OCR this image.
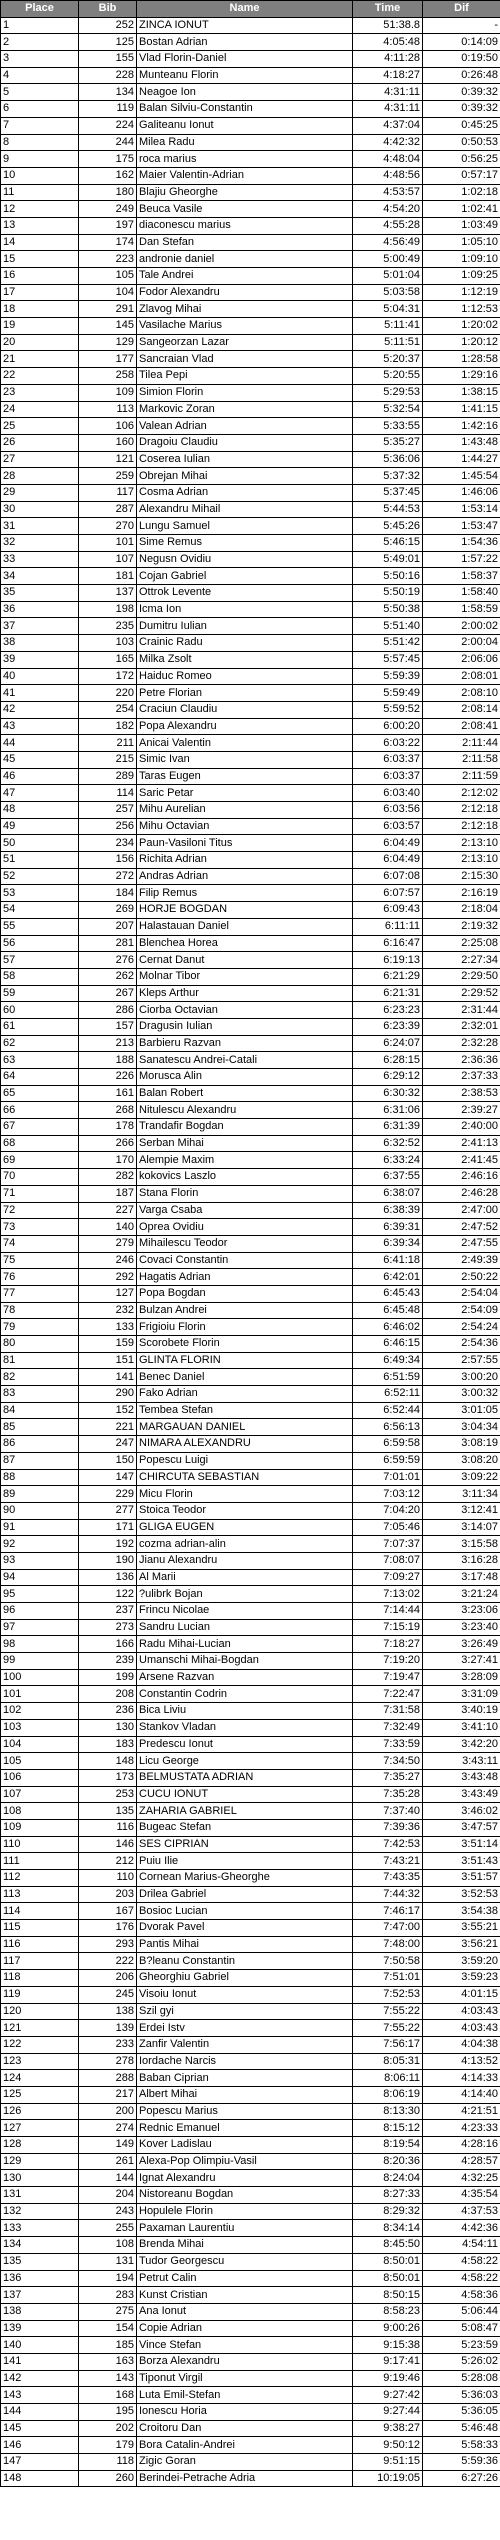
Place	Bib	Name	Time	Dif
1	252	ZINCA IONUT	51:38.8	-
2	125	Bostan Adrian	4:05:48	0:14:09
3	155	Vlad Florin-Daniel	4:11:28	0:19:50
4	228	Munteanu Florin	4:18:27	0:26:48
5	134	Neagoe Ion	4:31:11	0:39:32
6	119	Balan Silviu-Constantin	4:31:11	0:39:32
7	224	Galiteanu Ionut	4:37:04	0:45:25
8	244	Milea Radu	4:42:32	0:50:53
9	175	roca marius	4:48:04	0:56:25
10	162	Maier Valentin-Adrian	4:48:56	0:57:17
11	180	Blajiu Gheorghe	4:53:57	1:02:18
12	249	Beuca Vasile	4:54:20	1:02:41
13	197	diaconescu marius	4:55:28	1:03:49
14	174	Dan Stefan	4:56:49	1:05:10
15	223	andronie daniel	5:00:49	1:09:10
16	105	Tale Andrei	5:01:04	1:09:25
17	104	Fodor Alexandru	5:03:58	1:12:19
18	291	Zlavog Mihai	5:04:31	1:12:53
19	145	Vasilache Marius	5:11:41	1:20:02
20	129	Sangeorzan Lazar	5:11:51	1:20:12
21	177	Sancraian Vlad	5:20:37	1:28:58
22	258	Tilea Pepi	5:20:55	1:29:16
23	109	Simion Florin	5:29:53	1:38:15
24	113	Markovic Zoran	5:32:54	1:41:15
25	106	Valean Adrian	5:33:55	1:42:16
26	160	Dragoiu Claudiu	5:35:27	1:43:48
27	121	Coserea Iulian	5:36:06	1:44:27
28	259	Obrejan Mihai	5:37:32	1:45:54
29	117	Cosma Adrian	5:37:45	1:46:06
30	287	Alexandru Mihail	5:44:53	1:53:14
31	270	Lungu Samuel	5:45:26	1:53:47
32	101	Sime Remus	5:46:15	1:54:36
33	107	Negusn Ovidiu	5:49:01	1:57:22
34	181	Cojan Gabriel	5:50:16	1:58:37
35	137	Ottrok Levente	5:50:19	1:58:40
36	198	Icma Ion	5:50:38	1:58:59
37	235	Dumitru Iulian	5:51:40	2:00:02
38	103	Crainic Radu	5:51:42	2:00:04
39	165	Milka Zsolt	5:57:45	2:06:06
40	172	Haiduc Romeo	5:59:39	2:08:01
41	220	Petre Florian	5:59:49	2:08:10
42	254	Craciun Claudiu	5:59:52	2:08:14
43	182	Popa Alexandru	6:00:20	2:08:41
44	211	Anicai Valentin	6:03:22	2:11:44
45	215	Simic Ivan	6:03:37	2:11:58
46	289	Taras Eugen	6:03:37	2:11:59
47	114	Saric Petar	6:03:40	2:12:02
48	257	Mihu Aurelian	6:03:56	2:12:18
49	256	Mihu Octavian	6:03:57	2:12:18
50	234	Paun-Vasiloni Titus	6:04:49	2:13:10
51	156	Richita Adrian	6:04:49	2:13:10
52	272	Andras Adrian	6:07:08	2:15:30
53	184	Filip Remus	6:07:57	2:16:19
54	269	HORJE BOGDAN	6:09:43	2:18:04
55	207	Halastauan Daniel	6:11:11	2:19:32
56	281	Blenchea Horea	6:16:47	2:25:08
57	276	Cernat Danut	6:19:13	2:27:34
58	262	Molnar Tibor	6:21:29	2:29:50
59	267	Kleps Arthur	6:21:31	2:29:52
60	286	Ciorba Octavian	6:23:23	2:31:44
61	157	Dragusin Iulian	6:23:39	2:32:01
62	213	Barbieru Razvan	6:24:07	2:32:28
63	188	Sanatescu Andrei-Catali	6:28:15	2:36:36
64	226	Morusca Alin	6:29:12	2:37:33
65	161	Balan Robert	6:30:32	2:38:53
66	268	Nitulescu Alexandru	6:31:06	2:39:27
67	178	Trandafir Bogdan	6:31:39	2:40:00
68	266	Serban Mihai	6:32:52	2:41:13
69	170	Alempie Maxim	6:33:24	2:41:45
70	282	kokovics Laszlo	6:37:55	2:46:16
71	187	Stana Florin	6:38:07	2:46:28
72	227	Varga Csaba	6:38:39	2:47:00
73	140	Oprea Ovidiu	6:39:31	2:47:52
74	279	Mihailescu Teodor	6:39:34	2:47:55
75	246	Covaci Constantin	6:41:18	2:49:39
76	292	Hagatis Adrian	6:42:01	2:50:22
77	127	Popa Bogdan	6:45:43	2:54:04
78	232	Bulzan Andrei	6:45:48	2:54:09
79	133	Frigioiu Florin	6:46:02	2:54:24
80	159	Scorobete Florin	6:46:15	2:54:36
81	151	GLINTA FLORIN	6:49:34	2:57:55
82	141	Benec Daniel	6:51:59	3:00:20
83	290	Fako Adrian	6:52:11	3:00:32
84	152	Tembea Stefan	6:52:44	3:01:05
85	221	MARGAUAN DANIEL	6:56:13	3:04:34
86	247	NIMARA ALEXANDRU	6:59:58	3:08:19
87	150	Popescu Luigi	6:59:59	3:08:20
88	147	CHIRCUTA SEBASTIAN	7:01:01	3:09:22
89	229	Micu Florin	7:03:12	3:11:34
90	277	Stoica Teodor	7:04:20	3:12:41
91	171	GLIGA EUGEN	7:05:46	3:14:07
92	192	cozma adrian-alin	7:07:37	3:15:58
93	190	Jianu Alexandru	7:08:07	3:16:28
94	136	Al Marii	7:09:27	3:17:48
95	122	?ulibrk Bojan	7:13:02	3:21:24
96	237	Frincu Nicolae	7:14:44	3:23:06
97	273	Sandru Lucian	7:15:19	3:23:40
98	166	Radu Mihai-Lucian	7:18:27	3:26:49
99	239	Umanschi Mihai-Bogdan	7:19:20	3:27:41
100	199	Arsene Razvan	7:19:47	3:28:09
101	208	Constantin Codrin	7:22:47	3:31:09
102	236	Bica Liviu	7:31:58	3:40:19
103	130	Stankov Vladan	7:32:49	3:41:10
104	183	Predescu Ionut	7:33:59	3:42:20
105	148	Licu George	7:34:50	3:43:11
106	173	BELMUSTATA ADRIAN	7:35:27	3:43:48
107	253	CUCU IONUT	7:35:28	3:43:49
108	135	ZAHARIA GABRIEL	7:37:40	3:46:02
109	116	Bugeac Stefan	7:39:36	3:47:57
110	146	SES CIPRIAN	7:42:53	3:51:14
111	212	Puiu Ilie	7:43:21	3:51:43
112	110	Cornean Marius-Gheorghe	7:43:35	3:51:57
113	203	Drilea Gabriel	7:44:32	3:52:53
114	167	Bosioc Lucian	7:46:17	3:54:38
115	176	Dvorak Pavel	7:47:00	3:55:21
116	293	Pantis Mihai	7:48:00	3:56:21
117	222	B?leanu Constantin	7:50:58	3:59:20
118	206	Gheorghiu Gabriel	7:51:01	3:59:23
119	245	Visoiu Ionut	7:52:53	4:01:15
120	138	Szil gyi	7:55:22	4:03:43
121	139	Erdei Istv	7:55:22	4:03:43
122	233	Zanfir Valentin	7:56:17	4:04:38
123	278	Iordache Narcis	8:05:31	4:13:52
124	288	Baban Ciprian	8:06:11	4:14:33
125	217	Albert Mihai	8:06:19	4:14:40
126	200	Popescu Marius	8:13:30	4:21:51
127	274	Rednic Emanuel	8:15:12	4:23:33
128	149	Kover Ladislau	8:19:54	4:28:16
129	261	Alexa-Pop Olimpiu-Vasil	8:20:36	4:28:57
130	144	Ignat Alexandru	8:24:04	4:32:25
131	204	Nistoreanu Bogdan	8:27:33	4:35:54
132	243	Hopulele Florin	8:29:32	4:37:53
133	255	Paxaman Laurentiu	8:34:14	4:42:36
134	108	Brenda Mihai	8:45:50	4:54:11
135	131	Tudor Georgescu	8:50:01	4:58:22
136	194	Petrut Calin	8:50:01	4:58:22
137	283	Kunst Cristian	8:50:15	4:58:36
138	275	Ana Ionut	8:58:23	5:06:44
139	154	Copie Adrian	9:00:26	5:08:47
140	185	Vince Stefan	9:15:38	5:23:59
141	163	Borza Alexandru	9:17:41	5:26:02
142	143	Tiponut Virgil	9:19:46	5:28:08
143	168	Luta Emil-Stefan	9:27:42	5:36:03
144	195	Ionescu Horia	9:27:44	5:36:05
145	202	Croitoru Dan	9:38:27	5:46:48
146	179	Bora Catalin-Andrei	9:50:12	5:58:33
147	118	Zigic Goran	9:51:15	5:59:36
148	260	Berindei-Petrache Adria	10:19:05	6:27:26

# Set exercise
Filter the entries down to the lines containing "Remus". Copy each of those lines.

# Answer for this exercise
32	101	Sime Remus	5:46:15	1:54:36
53	184	Filip Remus	6:07:57	2:16:19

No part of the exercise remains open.